# [Listed entries]
————————

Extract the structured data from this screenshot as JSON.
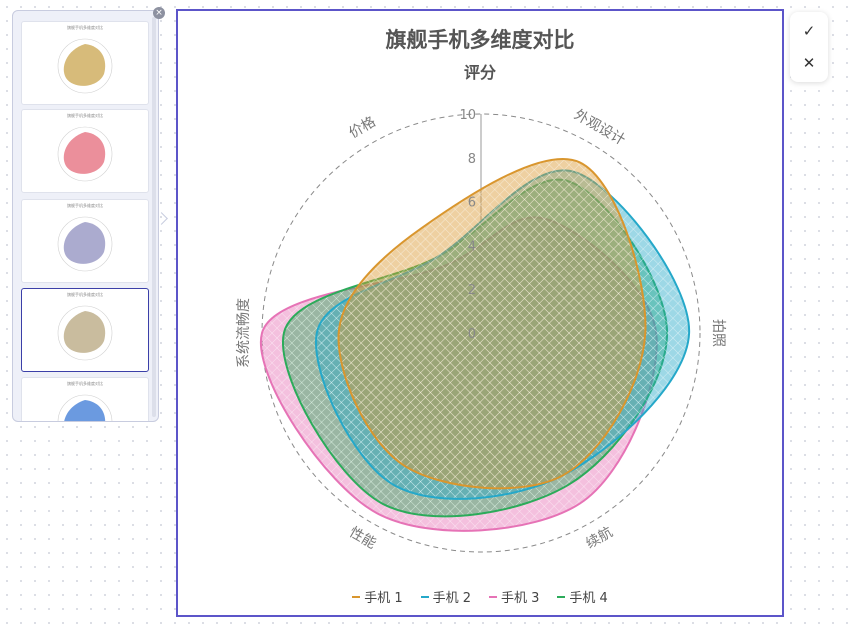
{
  "thumbnails": [
    {
      "label": "旗舰手机多维度对比",
      "fill": "#c9a44e"
    },
    {
      "label": "旗舰手机多维度对比",
      "fill": "#e46a7a"
    },
    {
      "label": "旗舰手机多维度对比",
      "fill": "#8f8fbf"
    },
    {
      "label": "旗舰手机多维度对比",
      "fill": "#b7a67e"
    },
    {
      "label": "旗舰手机多维度对比",
      "fill": "#3a78d6"
    }
  ],
  "toolbar": {
    "confirm_icon": "✓",
    "close_icon": "✕",
    "panel_close_icon": "×"
  },
  "chart_data": {
    "type": "radar",
    "title": "旗舰手机多维度对比",
    "subtitle": "评分",
    "indicators": [
      "外观设计",
      "拍照",
      "续航",
      "性能",
      "系统流畅度",
      "价格"
    ],
    "radial_ticks": [
      "0",
      "2",
      "4",
      "6",
      "8",
      "10"
    ],
    "rlim": [
      0,
      10
    ],
    "series": [
      {
        "name": "手机 1",
        "color": "#d9962e",
        "values": [
          9,
          7.5,
          7.5,
          7,
          6.5,
          5.5
        ]
      },
      {
        "name": "手机 2",
        "color": "#25a8c9",
        "values": [
          8.5,
          9.5,
          7.5,
          8,
          7.5,
          4
        ]
      },
      {
        "name": "手机 3",
        "color": "#e673b6",
        "values": [
          6,
          8,
          9,
          9.5,
          10,
          3.5
        ]
      },
      {
        "name": "手机 4",
        "color": "#2cab5a",
        "values": [
          8,
          8.5,
          8,
          9,
          9,
          4
        ]
      }
    ],
    "legend_position": "bottom"
  }
}
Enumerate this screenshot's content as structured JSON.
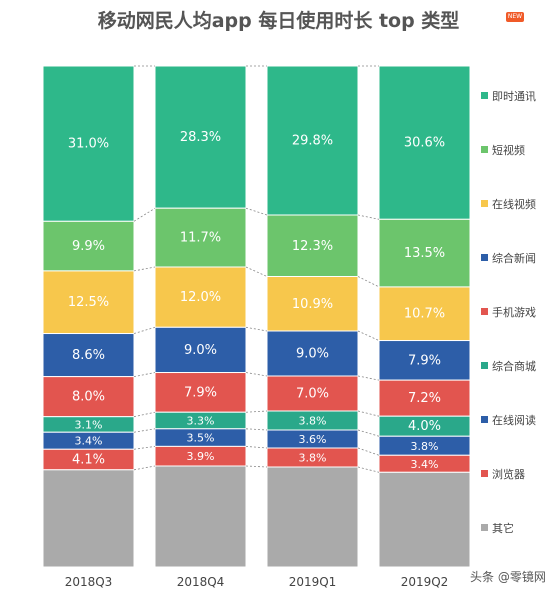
{
  "header": {
    "title": "移动网民人均app 每日使用时长 top 类型",
    "badge": "NEW"
  },
  "watermark": "头条 @零镜网",
  "chart_data": {
    "type": "bar",
    "stacked": "percent",
    "title": "移动网民人均app 每日使用时长 top 类型",
    "categories": [
      "2018Q3",
      "2018Q4",
      "2019Q1",
      "2019Q2"
    ],
    "series": [
      {
        "name": "即时通讯",
        "color": "#2eb88a",
        "values": [
          31.0,
          28.3,
          29.8,
          30.6
        ],
        "labels": [
          "31.0%",
          "28.3%",
          "29.8%",
          "30.6%"
        ]
      },
      {
        "name": "短视频",
        "color": "#6cc56c",
        "values": [
          9.9,
          11.7,
          12.3,
          13.5
        ],
        "labels": [
          "9.9%",
          "11.7%",
          "12.3%",
          "13.5%"
        ]
      },
      {
        "name": "在线视频",
        "color": "#f7c74c",
        "values": [
          12.5,
          12.0,
          10.9,
          10.7
        ],
        "labels": [
          "12.5%",
          "12.0%",
          "10.9%",
          "10.7%"
        ]
      },
      {
        "name": "综合新闻",
        "color": "#2d5ea8",
        "values": [
          8.6,
          9.0,
          9.0,
          7.9
        ],
        "labels": [
          "8.6%",
          "9.0%",
          "9.0%",
          "7.9%"
        ]
      },
      {
        "name": "手机游戏",
        "color": "#e2554f",
        "values": [
          8.0,
          7.9,
          7.0,
          7.2
        ],
        "labels": [
          "8.0%",
          "7.9%",
          "7.0%",
          "7.2%"
        ]
      },
      {
        "name": "综合商城",
        "color": "#2aa88a",
        "values": [
          3.1,
          3.3,
          3.8,
          4.0
        ],
        "labels": [
          "3.1%",
          "3.3%",
          "3.8%",
          "4.0%"
        ]
      },
      {
        "name": "在线阅读",
        "color": "#2d5ea8",
        "values": [
          3.4,
          3.5,
          3.6,
          3.8
        ],
        "labels": [
          "3.4%",
          "3.5%",
          "3.6%",
          "3.8%"
        ]
      },
      {
        "name": "浏览器",
        "color": "#e2554f",
        "values": [
          4.1,
          3.9,
          3.8,
          3.4
        ],
        "labels": [
          "4.1%",
          "3.9%",
          "3.8%",
          "3.4%"
        ]
      },
      {
        "name": "其它",
        "color": "#aaaaaa",
        "values": [
          19.4,
          20.1,
          20.0,
          18.9
        ],
        "labels": [
          "",
          "",
          "",
          ""
        ]
      }
    ],
    "legend": "right"
  }
}
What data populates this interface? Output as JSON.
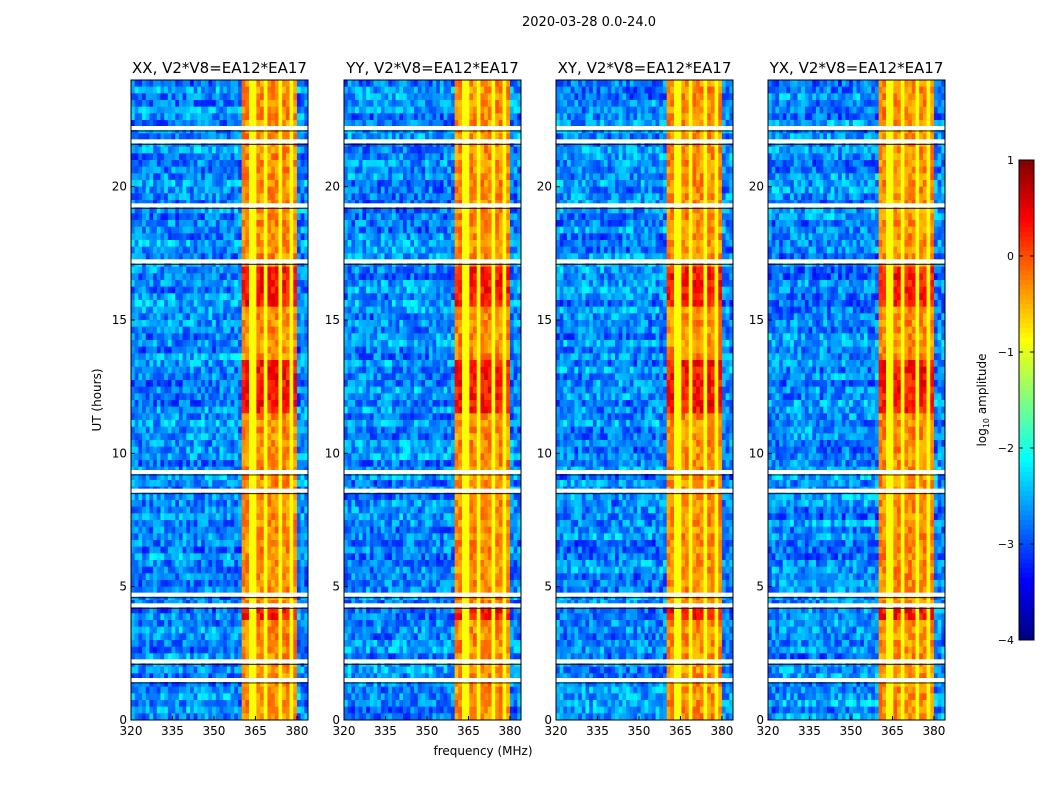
{
  "chart_data": {
    "type": "heatmap",
    "suptitle": "2020-03-28 0.0-24.0",
    "xlabel": "frequency (MHz)",
    "ylabel": "UT (hours)",
    "xlim": [
      320,
      384
    ],
    "ylim": [
      0,
      24
    ],
    "xticks": [
      "320",
      "335",
      "350",
      "365",
      "380"
    ],
    "xtick_values": [
      320,
      335,
      350,
      365,
      380
    ],
    "yticks": [
      "0",
      "5",
      "10",
      "15",
      "20"
    ],
    "ytick_values": [
      0,
      5,
      10,
      15,
      20
    ],
    "panels": [
      {
        "title": "XX, V2*V8=EA12*EA17"
      },
      {
        "title": "YY, V2*V8=EA12*EA17"
      },
      {
        "title": "XY, V2*V8=EA12*EA17"
      },
      {
        "title": "YX, V2*V8=EA12*EA17"
      }
    ],
    "model": {
      "background_log10_amplitude": -2.7,
      "rfi_band_mhz": [
        360,
        380
      ],
      "rfi_log10_amplitude": 0.0,
      "rfi_gap_channels_mhz": [
        364,
        369,
        374,
        378
      ],
      "strong_rfi_hours": [
        [
          11.5,
          13.5
        ],
        [
          15.5,
          17
        ],
        [
          3.8,
          4.2
        ]
      ],
      "flagged_hours": [
        1.5,
        2.2,
        4.3,
        4.7,
        8.6,
        9.3,
        17.2,
        19.3,
        21.7,
        22.2
      ]
    },
    "colorbar": {
      "label": "log10 amplitude",
      "label_main": "log",
      "label_sub": "10",
      "label_rest": " amplitude",
      "range": [
        -4,
        1
      ],
      "ticks": [
        "1",
        "0",
        "−1",
        "−2",
        "−3",
        "−4"
      ],
      "tick_values": [
        1,
        0,
        -1,
        -2,
        -3,
        -4
      ],
      "colormap": "jet"
    }
  }
}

————————

Pick out all lines from the data above in which the word "this" appears.

# [Correct output]
Extract the structured data from this screenshot as JSON.
Enumerate this screenshot's content as structured JSON.
What data populates this interface? Output as JSON.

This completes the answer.